[BEGIN GIVEN INFORMATION]

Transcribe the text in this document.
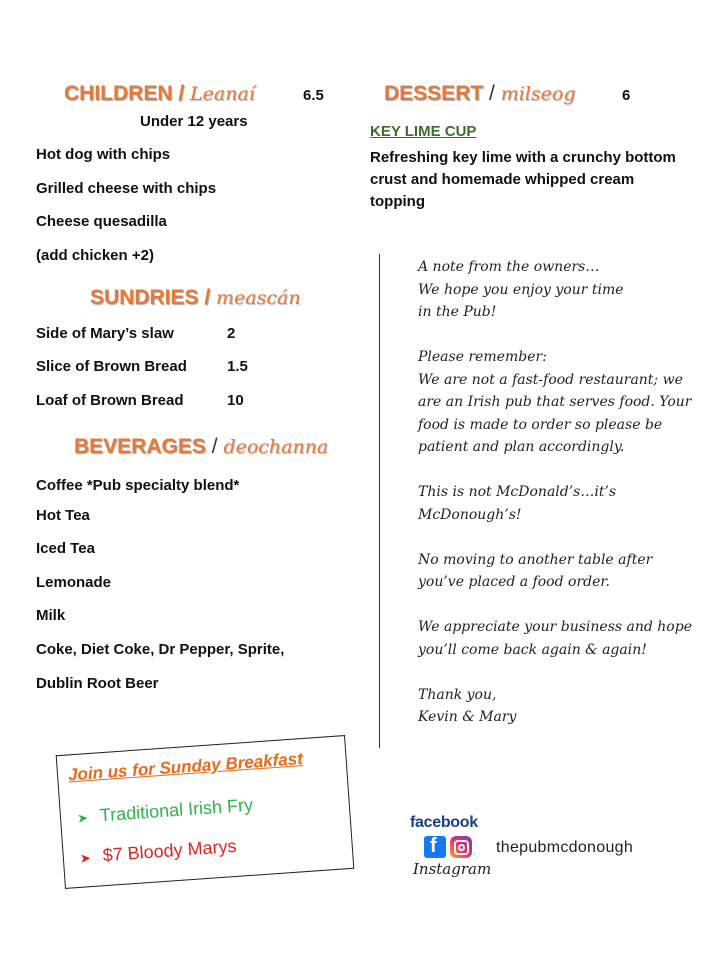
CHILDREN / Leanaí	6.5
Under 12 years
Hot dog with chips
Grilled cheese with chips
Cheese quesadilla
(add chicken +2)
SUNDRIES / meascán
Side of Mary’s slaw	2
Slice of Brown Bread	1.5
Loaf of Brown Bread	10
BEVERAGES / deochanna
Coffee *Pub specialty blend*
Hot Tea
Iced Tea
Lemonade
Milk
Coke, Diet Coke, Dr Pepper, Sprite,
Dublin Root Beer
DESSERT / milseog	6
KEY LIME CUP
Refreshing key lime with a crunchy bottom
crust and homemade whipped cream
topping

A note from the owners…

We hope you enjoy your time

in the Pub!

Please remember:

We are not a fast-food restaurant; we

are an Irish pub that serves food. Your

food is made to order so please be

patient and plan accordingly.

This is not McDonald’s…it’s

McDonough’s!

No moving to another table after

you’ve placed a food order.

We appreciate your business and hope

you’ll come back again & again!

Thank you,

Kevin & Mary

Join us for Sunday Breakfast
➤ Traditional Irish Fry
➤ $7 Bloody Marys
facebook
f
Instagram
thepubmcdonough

[END GIVEN INFORMATION]
[BEGIN GIVEN INFORMATION]

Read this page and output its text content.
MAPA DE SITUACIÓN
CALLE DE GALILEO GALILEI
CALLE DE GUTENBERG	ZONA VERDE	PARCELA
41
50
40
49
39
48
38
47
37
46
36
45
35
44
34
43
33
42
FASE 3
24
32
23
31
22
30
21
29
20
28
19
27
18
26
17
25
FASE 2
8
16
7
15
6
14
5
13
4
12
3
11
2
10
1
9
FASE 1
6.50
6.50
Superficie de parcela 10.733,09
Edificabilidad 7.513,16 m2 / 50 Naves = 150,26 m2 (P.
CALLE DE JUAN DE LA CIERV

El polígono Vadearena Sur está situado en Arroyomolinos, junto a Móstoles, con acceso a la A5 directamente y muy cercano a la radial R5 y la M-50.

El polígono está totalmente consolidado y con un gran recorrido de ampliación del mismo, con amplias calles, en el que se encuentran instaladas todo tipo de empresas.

[END GIVEN INFORMATION]

_GOAL_.
Using the listing above, show every line that includes the string "with".

_CORRECT RESULT_.
Hot dog with chips
Grilled cheese with chips
Refreshing key lime with a crunchy bottom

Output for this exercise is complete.